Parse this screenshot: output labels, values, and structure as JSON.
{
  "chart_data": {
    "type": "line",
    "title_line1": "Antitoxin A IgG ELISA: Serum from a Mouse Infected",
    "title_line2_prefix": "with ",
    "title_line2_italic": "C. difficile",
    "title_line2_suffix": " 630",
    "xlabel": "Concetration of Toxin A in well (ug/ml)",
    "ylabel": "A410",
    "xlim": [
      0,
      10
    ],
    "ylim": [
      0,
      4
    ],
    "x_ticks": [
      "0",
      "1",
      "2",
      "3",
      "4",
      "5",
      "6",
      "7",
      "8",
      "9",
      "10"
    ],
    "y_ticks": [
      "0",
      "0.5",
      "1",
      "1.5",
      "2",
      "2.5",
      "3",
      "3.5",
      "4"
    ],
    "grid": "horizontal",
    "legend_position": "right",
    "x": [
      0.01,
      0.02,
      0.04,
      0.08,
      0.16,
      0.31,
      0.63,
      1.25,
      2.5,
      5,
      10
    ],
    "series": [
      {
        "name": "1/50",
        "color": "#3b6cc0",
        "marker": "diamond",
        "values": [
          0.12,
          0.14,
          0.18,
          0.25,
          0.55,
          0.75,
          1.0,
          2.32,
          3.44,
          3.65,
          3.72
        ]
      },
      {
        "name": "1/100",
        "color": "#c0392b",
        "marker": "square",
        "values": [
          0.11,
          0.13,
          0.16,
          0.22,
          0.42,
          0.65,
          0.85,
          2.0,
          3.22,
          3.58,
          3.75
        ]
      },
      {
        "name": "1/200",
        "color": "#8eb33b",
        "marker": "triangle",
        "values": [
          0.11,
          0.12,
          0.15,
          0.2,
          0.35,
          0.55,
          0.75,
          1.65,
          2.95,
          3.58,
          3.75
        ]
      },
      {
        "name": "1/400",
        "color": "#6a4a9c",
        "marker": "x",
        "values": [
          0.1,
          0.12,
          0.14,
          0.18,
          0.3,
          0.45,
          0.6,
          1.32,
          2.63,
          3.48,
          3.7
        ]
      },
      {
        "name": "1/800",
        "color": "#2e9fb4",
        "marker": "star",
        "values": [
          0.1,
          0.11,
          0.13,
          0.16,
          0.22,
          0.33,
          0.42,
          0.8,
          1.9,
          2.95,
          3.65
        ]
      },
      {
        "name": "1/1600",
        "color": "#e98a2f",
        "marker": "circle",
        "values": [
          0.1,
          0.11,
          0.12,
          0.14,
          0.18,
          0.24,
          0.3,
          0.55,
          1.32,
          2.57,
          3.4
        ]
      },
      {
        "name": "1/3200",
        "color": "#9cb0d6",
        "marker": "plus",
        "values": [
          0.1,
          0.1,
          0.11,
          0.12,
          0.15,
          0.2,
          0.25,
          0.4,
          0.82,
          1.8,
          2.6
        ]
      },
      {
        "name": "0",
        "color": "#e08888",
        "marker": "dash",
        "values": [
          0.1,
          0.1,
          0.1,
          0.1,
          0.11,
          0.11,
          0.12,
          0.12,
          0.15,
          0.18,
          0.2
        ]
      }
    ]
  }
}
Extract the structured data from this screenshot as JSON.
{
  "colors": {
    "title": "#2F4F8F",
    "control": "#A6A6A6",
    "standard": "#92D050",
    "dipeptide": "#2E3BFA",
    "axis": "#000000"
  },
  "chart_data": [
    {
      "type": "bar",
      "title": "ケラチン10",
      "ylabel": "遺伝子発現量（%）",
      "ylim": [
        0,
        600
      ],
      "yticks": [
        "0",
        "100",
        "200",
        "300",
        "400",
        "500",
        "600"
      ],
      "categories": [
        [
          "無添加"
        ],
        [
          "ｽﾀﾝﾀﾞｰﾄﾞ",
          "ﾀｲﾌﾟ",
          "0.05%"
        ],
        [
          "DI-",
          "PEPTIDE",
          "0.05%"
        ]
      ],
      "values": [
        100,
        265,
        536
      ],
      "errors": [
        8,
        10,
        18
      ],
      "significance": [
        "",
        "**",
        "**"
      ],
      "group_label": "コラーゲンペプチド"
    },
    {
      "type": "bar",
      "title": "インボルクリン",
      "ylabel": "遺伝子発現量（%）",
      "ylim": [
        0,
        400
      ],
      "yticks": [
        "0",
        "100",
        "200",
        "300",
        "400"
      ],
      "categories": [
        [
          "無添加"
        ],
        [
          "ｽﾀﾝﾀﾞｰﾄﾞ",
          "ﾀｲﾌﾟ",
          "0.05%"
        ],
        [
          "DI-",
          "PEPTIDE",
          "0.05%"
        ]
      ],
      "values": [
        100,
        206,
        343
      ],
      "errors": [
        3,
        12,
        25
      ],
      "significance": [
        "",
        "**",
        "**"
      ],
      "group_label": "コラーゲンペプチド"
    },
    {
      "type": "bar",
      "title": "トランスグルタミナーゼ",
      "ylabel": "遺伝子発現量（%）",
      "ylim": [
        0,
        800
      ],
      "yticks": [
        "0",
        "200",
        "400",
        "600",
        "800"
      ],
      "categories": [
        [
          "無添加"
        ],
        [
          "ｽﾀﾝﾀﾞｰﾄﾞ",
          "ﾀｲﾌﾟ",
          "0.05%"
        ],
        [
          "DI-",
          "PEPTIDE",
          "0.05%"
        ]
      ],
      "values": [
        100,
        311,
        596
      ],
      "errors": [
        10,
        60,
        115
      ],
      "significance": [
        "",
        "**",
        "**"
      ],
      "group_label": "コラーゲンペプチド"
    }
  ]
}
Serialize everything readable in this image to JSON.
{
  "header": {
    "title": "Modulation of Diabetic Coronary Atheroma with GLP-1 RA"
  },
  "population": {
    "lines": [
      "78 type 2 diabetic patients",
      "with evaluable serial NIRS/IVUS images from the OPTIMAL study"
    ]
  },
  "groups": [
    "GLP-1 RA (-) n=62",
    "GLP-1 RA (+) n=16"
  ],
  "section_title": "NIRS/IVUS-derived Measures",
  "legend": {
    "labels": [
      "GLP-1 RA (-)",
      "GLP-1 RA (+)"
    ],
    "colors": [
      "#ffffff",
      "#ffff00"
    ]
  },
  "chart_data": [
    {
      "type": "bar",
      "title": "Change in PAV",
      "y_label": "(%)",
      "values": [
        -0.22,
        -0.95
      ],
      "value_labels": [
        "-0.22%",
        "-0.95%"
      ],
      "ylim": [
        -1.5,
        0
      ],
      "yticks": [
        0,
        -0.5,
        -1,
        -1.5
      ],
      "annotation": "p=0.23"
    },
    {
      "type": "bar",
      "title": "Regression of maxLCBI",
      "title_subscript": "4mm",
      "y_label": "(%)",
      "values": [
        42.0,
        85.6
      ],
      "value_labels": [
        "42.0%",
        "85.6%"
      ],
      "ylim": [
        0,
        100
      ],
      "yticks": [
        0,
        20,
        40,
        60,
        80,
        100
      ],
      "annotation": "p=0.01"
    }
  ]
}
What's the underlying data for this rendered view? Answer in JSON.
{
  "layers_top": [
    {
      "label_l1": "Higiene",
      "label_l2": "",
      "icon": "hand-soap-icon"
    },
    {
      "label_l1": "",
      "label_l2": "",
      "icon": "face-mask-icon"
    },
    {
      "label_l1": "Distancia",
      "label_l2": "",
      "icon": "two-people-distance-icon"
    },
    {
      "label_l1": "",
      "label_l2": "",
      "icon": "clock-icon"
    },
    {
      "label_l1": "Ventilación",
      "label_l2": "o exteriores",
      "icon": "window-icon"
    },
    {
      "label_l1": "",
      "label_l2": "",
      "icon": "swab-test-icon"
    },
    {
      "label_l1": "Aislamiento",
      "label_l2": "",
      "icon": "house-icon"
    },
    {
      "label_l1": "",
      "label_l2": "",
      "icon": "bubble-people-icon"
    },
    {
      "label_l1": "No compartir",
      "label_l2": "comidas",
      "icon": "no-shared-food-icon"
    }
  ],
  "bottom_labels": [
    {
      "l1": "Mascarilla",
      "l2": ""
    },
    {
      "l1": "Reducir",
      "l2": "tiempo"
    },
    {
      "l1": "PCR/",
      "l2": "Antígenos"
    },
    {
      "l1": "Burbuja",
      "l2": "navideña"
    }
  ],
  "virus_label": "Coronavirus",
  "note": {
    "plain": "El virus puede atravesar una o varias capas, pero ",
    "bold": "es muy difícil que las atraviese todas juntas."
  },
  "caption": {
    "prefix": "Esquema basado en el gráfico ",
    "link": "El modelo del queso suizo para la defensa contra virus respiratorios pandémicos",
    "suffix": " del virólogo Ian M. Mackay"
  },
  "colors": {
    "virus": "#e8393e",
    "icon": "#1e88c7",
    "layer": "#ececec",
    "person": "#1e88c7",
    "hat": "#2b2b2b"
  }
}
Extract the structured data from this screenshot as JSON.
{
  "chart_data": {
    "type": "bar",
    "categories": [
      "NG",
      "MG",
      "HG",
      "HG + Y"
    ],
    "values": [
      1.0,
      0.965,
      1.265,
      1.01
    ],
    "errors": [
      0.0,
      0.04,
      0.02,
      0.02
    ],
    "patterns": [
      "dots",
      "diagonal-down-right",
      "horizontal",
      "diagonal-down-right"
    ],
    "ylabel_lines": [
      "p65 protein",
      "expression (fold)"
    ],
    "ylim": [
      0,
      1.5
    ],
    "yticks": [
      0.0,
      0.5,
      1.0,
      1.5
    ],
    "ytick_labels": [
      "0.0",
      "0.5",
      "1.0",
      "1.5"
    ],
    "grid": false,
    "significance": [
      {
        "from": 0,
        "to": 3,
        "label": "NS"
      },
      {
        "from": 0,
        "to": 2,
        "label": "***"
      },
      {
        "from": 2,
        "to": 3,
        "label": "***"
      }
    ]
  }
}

============

# [What the task requires]
Find how many lines in the material hold the word "right" and state that number alone.

# [Result]
3